Exercise task ▸ Please count the rows below that contain the string "日々の健康データを", treating case as significant, and give only the number.

Recorded information ▸
⟨

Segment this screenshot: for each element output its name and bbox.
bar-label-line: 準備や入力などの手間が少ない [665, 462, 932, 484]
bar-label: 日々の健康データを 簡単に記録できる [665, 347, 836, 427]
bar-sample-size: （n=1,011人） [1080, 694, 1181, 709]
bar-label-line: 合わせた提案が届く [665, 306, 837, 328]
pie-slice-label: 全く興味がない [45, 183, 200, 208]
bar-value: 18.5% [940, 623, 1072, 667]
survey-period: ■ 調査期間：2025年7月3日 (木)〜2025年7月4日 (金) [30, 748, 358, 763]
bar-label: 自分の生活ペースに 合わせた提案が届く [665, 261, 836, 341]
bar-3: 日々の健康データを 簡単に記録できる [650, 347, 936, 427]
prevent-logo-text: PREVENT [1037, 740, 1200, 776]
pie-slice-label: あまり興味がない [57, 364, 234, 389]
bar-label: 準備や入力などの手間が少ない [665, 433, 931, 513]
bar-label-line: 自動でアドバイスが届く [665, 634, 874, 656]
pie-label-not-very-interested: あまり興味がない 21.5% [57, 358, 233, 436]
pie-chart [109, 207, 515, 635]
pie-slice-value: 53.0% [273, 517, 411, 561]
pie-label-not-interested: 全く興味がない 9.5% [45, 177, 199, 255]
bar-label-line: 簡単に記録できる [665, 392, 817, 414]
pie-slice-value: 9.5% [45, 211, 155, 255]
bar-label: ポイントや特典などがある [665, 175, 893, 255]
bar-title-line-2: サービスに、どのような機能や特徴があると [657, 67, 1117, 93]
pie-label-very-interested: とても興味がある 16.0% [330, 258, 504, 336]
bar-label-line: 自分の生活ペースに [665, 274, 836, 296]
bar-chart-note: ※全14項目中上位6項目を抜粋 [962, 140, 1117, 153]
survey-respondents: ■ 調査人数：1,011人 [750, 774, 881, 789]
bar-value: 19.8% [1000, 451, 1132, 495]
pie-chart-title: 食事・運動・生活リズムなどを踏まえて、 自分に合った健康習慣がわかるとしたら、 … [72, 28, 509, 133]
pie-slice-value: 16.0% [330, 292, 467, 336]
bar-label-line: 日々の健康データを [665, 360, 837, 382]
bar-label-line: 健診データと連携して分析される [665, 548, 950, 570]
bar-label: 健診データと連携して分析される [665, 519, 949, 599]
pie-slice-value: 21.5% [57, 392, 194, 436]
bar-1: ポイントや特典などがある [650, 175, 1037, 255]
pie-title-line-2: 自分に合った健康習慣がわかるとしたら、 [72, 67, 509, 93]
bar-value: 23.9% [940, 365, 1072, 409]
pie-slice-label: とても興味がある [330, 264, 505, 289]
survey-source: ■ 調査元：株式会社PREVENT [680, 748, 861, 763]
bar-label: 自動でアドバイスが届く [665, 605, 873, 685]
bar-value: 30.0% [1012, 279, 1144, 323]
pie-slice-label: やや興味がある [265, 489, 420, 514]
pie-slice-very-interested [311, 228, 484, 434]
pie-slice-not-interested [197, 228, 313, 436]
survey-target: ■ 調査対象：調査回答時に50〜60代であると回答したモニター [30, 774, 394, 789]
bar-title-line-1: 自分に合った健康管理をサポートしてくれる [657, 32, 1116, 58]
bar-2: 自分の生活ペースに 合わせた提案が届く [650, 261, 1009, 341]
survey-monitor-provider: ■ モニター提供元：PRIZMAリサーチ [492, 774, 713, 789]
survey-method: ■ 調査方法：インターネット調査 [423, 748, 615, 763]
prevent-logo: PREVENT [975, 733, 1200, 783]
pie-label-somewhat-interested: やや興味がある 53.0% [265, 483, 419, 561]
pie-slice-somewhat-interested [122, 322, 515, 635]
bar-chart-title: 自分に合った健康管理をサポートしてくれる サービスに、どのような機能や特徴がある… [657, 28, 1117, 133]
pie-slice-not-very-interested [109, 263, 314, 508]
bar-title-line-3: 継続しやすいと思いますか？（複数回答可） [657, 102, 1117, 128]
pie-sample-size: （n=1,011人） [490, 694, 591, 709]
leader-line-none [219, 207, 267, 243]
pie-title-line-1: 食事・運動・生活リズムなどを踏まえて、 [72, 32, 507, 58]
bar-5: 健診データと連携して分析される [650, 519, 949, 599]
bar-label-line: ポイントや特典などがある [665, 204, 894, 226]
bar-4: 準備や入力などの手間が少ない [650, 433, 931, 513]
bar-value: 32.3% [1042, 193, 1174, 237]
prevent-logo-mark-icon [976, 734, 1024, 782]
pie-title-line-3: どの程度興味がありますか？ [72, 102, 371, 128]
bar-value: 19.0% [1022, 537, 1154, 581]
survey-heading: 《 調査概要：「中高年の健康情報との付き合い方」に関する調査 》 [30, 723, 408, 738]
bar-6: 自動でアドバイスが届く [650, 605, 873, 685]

⟩

Right answer ▸ 3